Written exercise 1: From the passage on the Redoutable signal book, extract verbatim everything from "A rather astonishing" down to "in Augt. 1759’.".
Written exercise 2: Extend the passage on the Redoutable signal book, picking up after its final sentence.

Supplied passage:
A rather astonishing survival: the signal book of the Redoutable, a French ship captured and burnt by the British ship Prince under captain Joseph Peyton and vice admiral Thomas Broderick at the Battle of Lagos. On the 18 August 1759, the Rédoutable, as part of a French fleet intended for an invasion of Great Britain, was engaged by Peyton’s Prince off the Portuguese coast, an action that became known and the Battle of Lagos. The contemporary cover annotation on this signal and logbook dramatically explains both its provenance and condition: ‘Taken from the Rédoutable — burnt by the Prince Capt. Jos. Peyton Com. Vice Adm. Broderick’s was onboard / on the Coast of Portugal - in Augt. 1759’.

Items:
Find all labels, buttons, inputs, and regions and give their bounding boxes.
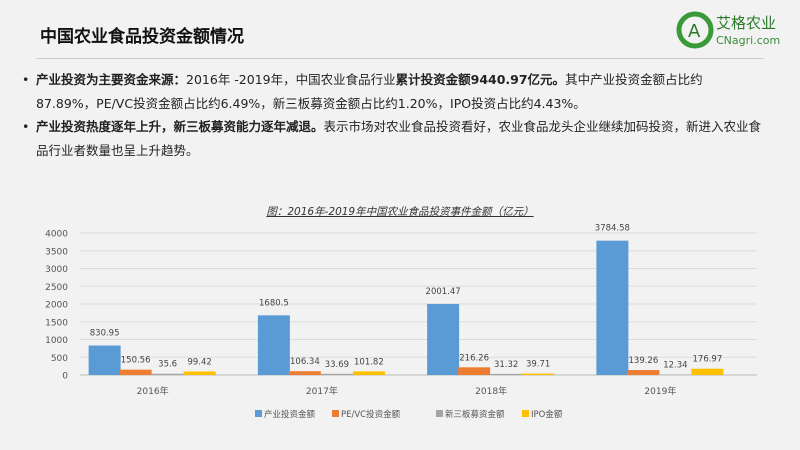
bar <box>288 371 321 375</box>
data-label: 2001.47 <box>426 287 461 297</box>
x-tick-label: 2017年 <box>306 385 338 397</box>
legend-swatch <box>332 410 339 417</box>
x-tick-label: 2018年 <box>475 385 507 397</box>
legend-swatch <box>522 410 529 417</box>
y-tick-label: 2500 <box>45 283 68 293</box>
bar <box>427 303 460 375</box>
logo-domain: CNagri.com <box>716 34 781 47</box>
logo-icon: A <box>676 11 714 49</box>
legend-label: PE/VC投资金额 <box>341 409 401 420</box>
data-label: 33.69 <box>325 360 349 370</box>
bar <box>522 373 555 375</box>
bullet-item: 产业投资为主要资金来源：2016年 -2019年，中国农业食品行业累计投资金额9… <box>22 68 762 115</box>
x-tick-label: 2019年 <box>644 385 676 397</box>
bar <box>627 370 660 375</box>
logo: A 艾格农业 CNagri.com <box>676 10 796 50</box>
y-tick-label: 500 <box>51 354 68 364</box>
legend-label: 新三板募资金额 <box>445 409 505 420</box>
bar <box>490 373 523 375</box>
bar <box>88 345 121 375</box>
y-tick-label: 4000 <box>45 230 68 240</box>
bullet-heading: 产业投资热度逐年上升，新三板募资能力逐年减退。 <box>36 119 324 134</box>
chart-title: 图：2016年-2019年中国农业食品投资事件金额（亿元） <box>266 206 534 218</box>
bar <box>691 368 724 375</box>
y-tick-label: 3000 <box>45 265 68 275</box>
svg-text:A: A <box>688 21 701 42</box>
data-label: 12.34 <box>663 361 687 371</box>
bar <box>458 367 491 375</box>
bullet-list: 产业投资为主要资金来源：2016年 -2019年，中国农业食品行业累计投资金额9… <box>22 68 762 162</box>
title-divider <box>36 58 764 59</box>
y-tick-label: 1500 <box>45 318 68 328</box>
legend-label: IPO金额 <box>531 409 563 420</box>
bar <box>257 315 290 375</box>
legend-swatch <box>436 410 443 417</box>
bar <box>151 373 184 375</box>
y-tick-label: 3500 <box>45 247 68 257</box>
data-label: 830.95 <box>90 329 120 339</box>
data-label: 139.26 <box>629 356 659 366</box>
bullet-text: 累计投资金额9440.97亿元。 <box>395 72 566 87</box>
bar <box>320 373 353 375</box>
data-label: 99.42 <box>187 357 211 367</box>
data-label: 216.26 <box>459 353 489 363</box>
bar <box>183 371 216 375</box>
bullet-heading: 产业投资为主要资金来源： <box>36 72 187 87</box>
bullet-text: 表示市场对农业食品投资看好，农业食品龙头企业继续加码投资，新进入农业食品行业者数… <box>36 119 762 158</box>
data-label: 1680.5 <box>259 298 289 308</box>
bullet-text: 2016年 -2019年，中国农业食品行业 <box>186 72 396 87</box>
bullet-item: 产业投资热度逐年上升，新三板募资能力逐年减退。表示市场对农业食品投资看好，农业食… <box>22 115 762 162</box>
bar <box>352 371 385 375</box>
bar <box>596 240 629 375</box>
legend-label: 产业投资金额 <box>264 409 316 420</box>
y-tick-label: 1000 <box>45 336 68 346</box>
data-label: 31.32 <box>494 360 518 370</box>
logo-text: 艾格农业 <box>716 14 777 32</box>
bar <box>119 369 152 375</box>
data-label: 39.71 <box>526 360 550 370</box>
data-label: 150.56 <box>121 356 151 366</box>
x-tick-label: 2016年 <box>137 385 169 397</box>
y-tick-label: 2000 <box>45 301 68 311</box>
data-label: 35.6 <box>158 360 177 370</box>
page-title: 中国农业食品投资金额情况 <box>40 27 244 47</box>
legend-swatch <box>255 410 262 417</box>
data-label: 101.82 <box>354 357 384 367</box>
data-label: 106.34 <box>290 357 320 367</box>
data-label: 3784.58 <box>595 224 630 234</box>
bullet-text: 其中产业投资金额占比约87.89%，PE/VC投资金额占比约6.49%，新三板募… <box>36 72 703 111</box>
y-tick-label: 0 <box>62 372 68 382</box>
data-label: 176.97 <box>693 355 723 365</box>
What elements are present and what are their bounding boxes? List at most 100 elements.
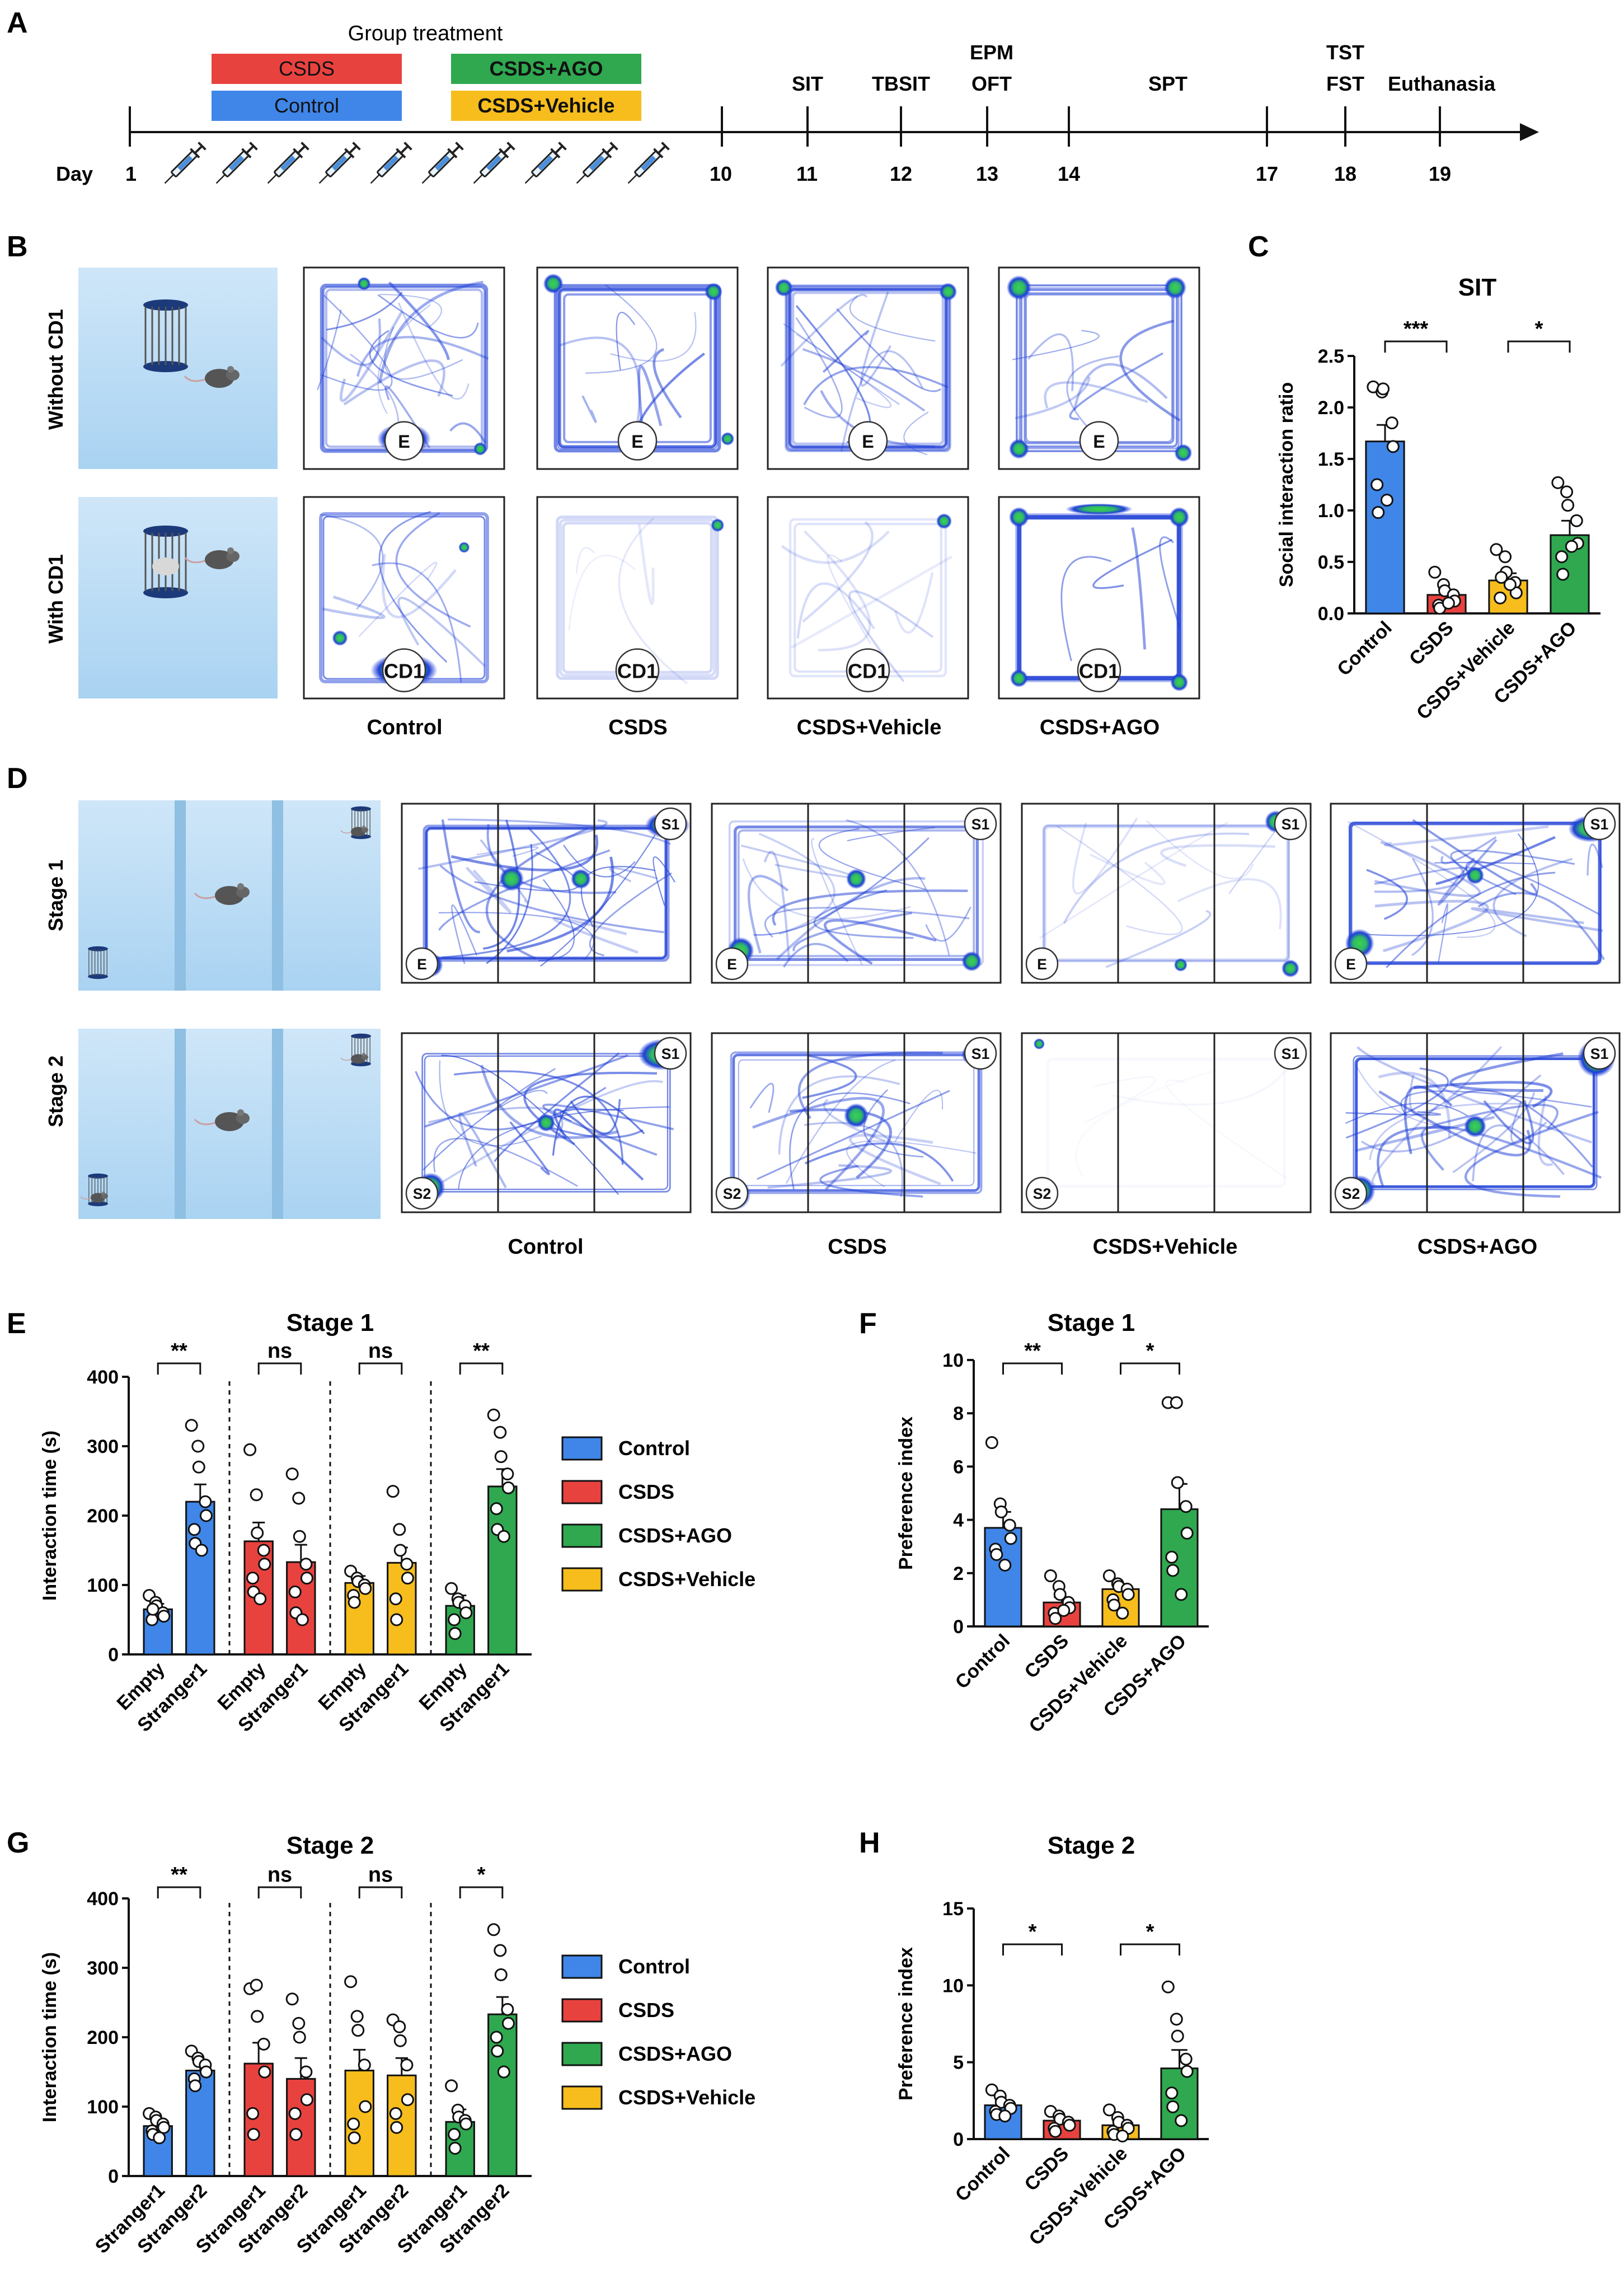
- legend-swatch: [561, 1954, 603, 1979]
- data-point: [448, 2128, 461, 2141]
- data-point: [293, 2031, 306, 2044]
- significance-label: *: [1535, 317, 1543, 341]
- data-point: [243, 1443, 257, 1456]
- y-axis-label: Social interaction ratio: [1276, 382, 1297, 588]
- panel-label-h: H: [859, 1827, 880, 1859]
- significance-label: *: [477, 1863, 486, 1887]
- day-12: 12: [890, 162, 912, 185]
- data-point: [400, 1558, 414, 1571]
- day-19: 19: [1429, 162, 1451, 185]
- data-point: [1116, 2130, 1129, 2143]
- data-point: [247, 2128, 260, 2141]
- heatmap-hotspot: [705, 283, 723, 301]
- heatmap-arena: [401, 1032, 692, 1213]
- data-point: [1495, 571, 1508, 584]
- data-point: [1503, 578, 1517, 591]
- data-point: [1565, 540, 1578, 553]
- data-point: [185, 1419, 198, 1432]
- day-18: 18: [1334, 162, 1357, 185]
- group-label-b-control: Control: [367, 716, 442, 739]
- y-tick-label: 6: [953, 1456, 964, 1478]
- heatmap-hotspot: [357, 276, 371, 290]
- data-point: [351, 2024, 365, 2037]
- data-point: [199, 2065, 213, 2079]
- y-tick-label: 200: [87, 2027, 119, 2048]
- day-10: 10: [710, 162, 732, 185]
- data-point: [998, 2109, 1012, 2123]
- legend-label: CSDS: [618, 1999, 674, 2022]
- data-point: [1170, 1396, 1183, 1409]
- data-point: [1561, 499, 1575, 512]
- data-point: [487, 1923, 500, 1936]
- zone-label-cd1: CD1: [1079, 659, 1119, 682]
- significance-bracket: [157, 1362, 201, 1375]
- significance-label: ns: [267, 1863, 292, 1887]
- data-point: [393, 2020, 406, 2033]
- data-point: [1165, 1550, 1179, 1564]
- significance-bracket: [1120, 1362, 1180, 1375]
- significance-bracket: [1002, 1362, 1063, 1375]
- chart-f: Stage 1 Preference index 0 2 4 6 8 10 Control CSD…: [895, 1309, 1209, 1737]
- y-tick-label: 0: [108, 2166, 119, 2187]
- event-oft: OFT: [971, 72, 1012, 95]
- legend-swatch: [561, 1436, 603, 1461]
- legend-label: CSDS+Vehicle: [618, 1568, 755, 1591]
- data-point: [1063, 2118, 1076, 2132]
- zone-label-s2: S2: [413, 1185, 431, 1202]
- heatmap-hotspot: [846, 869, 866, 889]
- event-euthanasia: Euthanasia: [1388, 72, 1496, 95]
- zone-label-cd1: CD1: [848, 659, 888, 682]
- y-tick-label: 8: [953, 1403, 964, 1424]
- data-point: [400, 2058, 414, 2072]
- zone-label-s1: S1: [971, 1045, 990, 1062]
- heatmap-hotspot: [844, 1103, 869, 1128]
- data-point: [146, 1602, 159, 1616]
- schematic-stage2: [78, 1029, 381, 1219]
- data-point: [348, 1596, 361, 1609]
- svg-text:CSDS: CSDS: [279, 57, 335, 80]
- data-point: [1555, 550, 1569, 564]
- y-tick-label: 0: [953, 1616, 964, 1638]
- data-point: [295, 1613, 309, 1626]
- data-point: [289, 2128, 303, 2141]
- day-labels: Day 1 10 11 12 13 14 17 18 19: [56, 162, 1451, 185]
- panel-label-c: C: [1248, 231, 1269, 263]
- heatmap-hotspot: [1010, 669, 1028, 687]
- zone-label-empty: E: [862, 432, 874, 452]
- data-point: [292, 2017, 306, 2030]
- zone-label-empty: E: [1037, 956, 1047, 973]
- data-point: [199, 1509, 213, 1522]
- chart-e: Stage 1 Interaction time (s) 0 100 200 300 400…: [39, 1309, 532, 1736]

Expected answer 1:
A rather astonishing survival: the signal book of the Redoutable, a French ship captured and burnt by the British ship Prince under captain Joseph Peyton and vice admiral Thomas Broderick at the Battle of Lagos. On the 18 August 1759, the Rédoutable, as part of a French fleet intended for an invasion of Great Britain, was engaged by Peyton’s Prince off the Portuguese coast, an action that became known and the Battle of Lagos. The contemporary cover annotation on this signal and logbook dramatically explains both its provenance and condition: ‘Taken from the Rédoutable — burnt by the Prince Capt. Jos. Peyton Com. Vice Adm. Broderick’s was onboard / on the Coast of Portugal - in Augt. 1759’.

Expected answer 2:
In 1759, during the Seven Years War, the ship was part of the fleet assembled at Toulon under French Admiral de la Clue which was destined to reinforce the main French fleet at Brest for the planned invasions of Great Britain. The signal book contains current orders and signals governing the fleet, which consisted of the Oriflamme, Lion, Centaure, Fantasque, Triton, Souverain, Ocean, Guerrier, Temeraire, Fier and Modeste. It details six ordres de marche or sailing formations, six ordres de bataille and one ordre de retraite, in each case a flag being illustrated to denote the formation to be adopted by the twelve ships of the fleet. These must have been copied up before, or at the time of embarkation, and they are followed by Rédoutable’s sailing specifications, with 30 different sails and two tenders. There is a also a log for August 1759, covering the days between the 4th and 14th, including the record on the order on the 8th to pursue a Neapolitan craft ‘venant de Londres chargé de bèjout [bijoux?] pour le comte des anglais’. From Tuesday 14th August, the log is blank, with the following pages ruled but never completed.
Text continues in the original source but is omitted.